* READING PASSAGE:
^^^^^^^^^^^^^^^^
Στις 16-05-2013, ημέρα Πεμ, και ώρα 11:03 +0200, ο/η Michael Tsikerdekis έγραψε:
Hi everyone,
I am trying to restore the revision table from Wikipedia dumps. I understand that the file that I need is probably enwiki-XX-pages- logging.xml.gz
Actually you want one of the xml files with page content, either enwiki-20130503-pages-articles.xml.bz2 , enwiki-20130503-pages-meta-current.xml.bz2 or the various meta-history bz2 or 7z files. This depends on whether you want the current revision for the articles and related namespace pages only, the current revision for all pages, or all revisions for all pages.
Mwdumper will generate sql from these files to populate the revision, text and page tables, all in one output file. All of these will be written in one file intermingled, so you'll want to grab just the sql statements pertaining to the revision table if that's all you want to recreate. I don't know if it works well with the latest dumps.
The pages-logging xml file could conceivably be used for repopulating the logging table and part of the user table (poorly); I imagine most folks use it for research purposes rather than import data.
PS: I've also tried to build mwdumper: git clone https://gerrit.wikimedia.org/r/p/mediawiki/tools/mwdumper.git mwdumper
However I couldn't use make or ant since there was not build.xml or makefile in the git.
You can backtrack a couple revisions in git to get one that's buildable. I'm cc-ing Chad on this since he knows about the build setup.
Ariel
^^^^^^^^^^^^^^^^
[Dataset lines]
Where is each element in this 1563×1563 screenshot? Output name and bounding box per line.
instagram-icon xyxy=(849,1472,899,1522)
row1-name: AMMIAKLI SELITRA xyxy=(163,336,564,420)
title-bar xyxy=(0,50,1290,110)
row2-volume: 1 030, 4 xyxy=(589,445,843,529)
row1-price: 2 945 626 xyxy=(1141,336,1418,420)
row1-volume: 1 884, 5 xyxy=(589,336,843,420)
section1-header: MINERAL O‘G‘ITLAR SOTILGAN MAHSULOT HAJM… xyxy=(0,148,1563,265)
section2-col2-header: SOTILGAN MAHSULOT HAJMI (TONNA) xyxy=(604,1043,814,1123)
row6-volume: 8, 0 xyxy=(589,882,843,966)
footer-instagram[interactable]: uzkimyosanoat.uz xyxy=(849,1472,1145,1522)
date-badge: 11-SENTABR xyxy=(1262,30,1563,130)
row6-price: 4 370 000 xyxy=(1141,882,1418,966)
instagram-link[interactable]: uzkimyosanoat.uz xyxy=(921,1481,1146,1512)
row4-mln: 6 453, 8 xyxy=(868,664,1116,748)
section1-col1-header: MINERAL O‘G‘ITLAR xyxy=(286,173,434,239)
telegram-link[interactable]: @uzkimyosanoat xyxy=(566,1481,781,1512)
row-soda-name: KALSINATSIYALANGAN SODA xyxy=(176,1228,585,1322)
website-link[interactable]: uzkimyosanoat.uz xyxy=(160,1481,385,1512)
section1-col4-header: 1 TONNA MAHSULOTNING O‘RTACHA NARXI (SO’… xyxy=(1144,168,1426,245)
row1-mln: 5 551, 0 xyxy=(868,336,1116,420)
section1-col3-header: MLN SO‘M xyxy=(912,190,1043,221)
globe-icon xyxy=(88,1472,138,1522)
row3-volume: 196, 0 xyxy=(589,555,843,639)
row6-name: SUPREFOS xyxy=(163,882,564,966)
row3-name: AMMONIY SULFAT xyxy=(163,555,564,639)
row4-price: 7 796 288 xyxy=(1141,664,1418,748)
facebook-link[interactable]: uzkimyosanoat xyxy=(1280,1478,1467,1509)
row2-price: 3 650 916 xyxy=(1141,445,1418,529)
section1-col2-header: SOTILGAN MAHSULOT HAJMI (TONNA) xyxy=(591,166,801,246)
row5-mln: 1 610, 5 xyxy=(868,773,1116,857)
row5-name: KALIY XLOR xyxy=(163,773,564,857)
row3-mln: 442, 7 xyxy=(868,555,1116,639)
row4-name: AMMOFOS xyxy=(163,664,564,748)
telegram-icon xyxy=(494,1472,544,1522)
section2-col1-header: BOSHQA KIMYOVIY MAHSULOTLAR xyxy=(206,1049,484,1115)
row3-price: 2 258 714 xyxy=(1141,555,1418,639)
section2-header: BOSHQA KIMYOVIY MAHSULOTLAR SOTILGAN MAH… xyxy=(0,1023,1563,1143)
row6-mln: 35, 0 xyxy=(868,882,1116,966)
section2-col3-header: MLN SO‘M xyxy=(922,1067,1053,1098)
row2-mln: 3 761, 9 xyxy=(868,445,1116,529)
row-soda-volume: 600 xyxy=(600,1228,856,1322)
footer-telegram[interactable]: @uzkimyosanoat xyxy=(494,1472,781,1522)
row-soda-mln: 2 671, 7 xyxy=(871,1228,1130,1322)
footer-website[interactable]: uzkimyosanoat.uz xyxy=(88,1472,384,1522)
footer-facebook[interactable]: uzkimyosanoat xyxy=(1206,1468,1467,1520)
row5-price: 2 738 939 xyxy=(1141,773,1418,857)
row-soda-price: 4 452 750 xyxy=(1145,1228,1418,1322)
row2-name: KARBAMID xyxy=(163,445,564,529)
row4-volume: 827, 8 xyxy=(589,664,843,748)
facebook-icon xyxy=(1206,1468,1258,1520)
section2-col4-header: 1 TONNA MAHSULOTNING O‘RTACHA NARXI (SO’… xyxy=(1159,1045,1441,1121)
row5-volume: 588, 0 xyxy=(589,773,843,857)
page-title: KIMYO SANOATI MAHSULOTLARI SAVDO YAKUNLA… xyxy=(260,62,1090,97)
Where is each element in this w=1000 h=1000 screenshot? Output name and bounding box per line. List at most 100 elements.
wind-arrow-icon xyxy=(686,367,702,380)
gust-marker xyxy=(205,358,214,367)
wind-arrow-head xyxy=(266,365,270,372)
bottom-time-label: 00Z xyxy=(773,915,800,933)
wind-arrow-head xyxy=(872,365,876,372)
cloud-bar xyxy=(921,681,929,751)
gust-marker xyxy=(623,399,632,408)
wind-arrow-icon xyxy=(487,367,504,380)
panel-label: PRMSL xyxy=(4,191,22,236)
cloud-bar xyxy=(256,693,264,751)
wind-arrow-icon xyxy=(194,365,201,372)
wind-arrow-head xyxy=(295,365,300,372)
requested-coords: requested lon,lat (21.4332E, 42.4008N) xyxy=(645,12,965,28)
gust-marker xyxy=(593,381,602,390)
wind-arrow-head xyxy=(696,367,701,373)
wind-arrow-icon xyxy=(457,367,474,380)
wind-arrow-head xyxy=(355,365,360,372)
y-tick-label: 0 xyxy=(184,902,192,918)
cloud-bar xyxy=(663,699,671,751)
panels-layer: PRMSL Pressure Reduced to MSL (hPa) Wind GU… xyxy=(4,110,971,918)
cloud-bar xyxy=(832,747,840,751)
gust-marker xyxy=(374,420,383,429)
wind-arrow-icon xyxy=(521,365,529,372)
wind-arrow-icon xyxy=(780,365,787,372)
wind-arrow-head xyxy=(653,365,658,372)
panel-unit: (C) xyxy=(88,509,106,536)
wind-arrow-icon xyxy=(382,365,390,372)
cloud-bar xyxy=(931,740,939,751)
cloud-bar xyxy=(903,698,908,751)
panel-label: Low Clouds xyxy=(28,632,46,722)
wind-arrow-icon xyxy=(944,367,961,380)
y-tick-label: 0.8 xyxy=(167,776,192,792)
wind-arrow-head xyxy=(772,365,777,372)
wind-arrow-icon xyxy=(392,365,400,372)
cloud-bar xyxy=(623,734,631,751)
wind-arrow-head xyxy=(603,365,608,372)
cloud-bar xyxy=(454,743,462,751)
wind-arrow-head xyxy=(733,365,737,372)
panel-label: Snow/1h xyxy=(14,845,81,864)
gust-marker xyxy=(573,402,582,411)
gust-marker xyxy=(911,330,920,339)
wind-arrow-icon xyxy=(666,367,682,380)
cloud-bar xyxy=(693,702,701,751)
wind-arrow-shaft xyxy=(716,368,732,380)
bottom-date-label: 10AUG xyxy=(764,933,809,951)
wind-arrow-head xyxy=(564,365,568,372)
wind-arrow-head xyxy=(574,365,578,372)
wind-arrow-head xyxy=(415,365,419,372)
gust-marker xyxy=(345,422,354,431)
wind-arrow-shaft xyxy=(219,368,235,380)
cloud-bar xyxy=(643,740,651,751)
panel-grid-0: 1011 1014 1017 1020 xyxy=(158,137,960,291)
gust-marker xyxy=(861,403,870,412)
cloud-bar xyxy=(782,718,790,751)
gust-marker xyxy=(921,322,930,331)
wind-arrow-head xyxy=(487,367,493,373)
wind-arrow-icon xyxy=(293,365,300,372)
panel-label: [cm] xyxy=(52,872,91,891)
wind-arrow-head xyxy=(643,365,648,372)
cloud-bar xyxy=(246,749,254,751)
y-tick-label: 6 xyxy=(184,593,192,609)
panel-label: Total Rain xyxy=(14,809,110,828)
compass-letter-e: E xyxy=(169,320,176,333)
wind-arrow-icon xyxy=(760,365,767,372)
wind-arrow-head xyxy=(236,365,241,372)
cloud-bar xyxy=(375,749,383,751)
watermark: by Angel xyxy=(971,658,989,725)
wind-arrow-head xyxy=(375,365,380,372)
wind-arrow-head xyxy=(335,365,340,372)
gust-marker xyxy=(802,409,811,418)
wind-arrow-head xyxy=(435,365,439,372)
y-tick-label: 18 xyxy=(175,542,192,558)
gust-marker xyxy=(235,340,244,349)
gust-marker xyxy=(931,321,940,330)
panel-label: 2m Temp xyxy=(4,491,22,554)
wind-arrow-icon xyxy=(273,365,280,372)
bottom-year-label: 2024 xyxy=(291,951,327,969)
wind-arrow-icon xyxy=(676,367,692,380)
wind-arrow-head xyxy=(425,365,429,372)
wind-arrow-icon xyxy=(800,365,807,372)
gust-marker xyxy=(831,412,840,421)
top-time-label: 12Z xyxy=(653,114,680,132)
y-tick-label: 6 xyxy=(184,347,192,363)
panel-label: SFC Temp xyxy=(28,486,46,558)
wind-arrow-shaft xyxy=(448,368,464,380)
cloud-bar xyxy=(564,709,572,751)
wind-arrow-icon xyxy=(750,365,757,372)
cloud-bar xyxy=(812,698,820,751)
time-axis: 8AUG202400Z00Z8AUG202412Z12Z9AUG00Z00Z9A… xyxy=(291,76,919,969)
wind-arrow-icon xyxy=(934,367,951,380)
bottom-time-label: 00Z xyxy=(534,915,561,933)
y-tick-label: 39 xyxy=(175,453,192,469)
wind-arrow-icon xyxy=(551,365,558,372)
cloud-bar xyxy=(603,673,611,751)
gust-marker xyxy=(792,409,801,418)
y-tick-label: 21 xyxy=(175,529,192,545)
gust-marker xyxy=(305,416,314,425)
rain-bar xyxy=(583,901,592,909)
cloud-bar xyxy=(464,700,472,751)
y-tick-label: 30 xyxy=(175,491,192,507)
^^^^^^^^^^^^^^^^
* YOUR GOAL: Name every database table mentioned in the message about restoring data from Wikipedia dumps. These lines are separate material, unrelated to the message about Wikipedia dumps.

* RESPONSE FOR THIS EXERCISE: revision, text, page, logging, user